• Stated goal
Exactly as written, retype the listing below, omitting the pictures.

• Records shown

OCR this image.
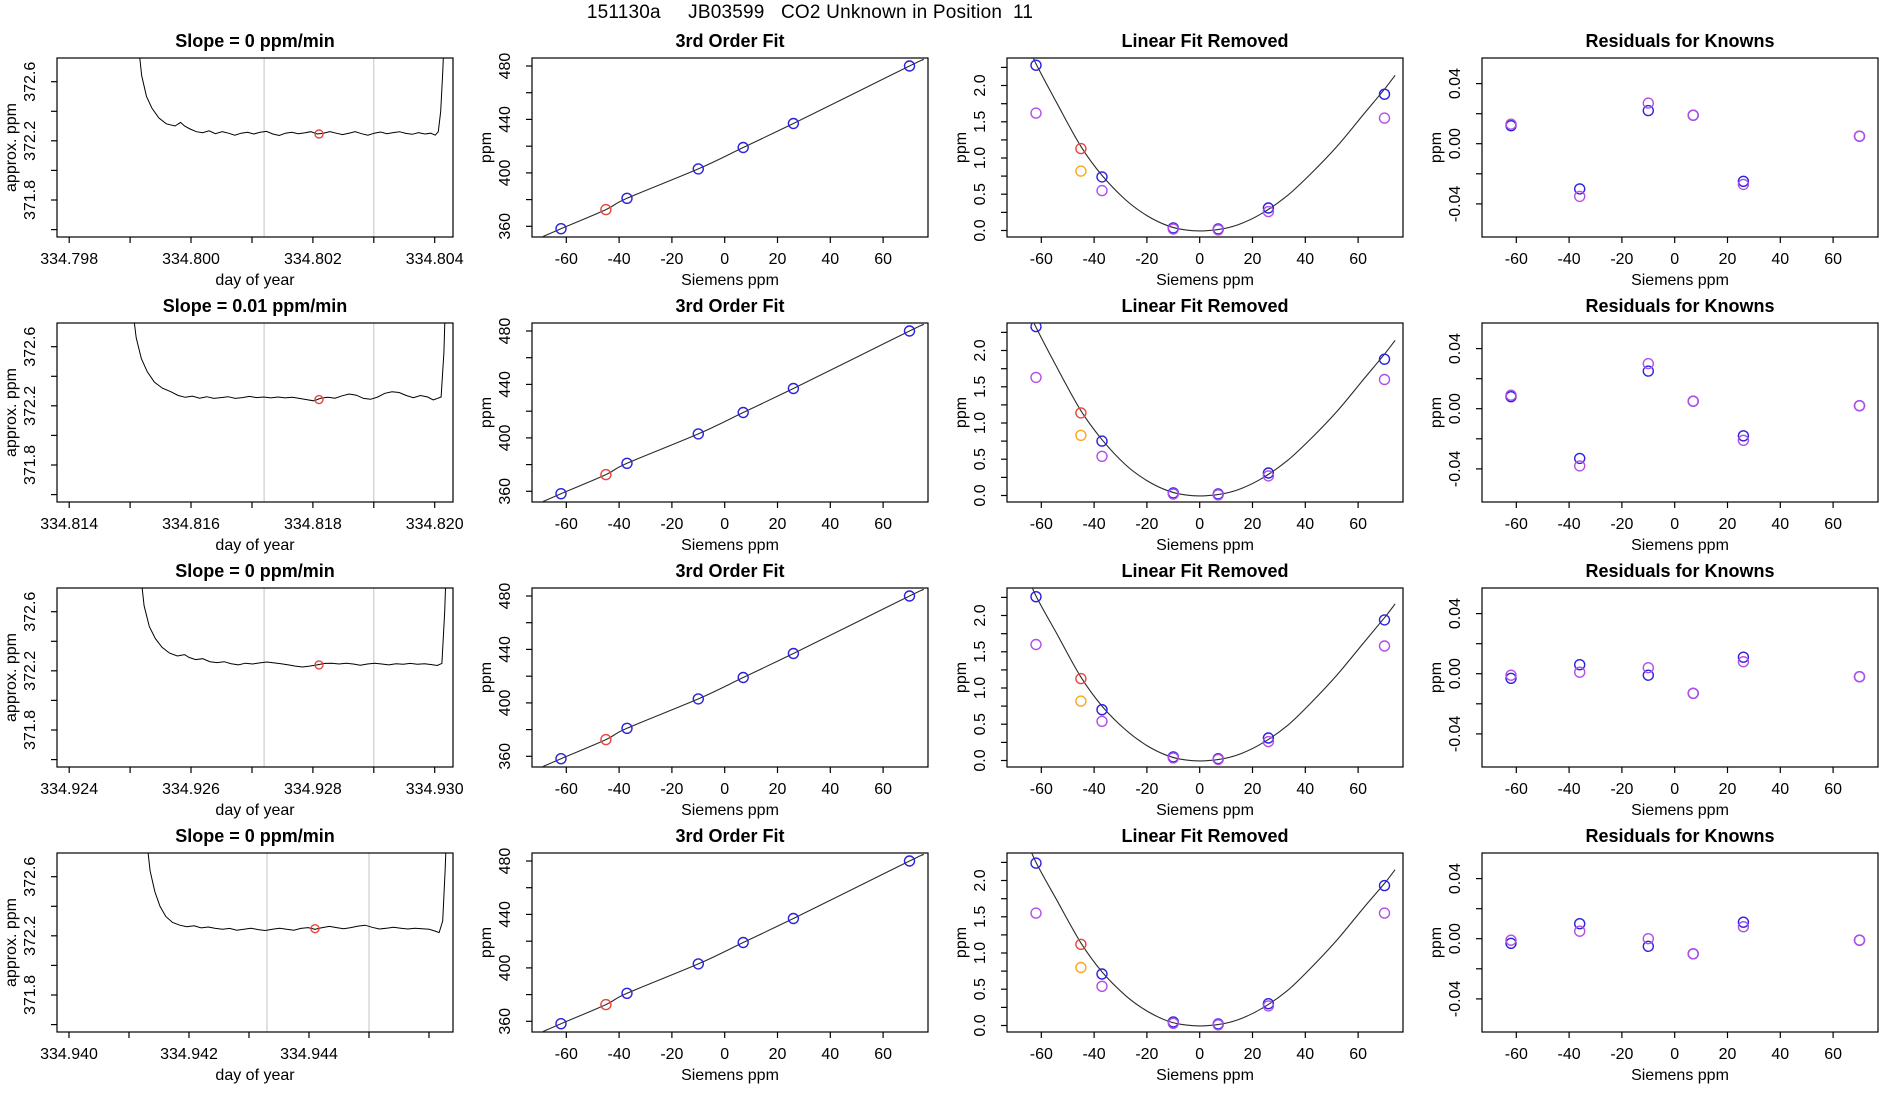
151130a     JB03599   CO2 Unknown in Position  11
334.798	334.800	334.802	334.804
371.8
372.2
372.6
Slope = 0 ppm/min
day of year
approx. ppm
-60 -40 -20 0 20 40 60
360
400
440
480
3rd Order Fit
Siemens ppm
ppm
-60 -40 -20 0 20 40 60
0.0
0.5
1.0
1.5
2.0
Linear Fit Removed
Siemens ppm
ppm
-60 -40 -20 0 20 40 60
-0.04
0.00
0.04
Residuals for Knowns
Siemens ppm
ppm
334.814	334.816	334.818	334.820
371.8
372.2
372.6
Slope = 0.01 ppm/min
day of year
approx. ppm
-60 -40 -20 0 20 40 60
360
400
440
480
3rd Order Fit
Siemens ppm
ppm
-60 -40 -20 0 20 40 60
0.0
0.5
1.0
1.5
2.0
Linear Fit Removed
Siemens ppm
ppm
-60 -40 -20 0 20 40 60
-0.04
0.00
0.04
Residuals for Knowns
Siemens ppm
ppm
334.924	334.926	334.928	334.930
371.8
372.2
372.6
Slope = 0 ppm/min
day of year
approx. ppm
-60 -40 -20 0 20 40 60
360
400
440
480
3rd Order Fit
Siemens ppm
ppm
-60 -40 -20 0 20 40 60
0.0
0.5
1.0
1.5
2.0
Linear Fit Removed
Siemens ppm
ppm
-60 -40 -20 0 20 40 60
-0.04
0.00
0.04
Residuals for Knowns
Siemens ppm
ppm
334.940	334.942	334.944
371.8
372.2
372.6
Slope = 0 ppm/min
day of year
approx. ppm
-60 -40 -20 0 20 40 60
360
400
440
480
3rd Order Fit
Siemens ppm
ppm
-60 -40 -20 0 20 40 60
0.0
0.5
1.0
1.5
2.0
Linear Fit Removed
Siemens ppm
ppm
-60 -40 -20 0 20 40 60
-0.04
0.00
0.04
Residuals for Knowns
Siemens ppm
ppm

• Task result
OCR this image.
151130a     JB03599   CO2 Unknown in Position  11
334.798	334.800	334.802	334.804
371.8
372.2
372.6
Slope = 0 ppm/min
day of year
approx. ppm
-60 -40 -20 0 20 40 60
360
400
440
480
3rd Order Fit
Siemens ppm
ppm
-60 -40 -20 0 20 40 60
0.0
0.5
1.0
1.5
2.0
Linear Fit Removed
Siemens ppm
ppm
-60 -40 -20 0 20 40 60
-0.04
0.00
0.04
Residuals for Knowns
Siemens ppm
ppm
334.814	334.816	334.818	334.820
371.8
372.2
372.6
Slope = 0.01 ppm/min
day of year
approx. ppm
-60 -40 -20 0 20 40 60
360
400
440
480
3rd Order Fit
Siemens ppm
ppm
-60 -40 -20 0 20 40 60
0.0
0.5
1.0
1.5
2.0
Linear Fit Removed
Siemens ppm
ppm
-60 -40 -20 0 20 40 60
-0.04
0.00
0.04
Residuals for Knowns
Siemens ppm
ppm
334.924	334.926	334.928	334.930
371.8
372.2
372.6
Slope = 0 ppm/min
day of year
approx. ppm
-60 -40 -20 0 20 40 60
360
400
440
480
3rd Order Fit
Siemens ppm
ppm
-60 -40 -20 0 20 40 60
0.0
0.5
1.0
1.5
2.0
Linear Fit Removed
Siemens ppm
ppm
-60 -40 -20 0 20 40 60
-0.04
0.00
0.04
Residuals for Knowns
Siemens ppm
ppm
334.940	334.942	334.944
371.8
372.2
372.6
Slope = 0 ppm/min
day of year
approx. ppm
-60 -40 -20 0 20 40 60
360
400
440
480
3rd Order Fit
Siemens ppm
ppm
-60 -40 -20 0 20 40 60
0.0
0.5
1.0
1.5
2.0
Linear Fit Removed
Siemens ppm
ppm
-60 -40 -20 0 20 40 60
-0.04
0.00
0.04
Residuals for Knowns
Siemens ppm
ppm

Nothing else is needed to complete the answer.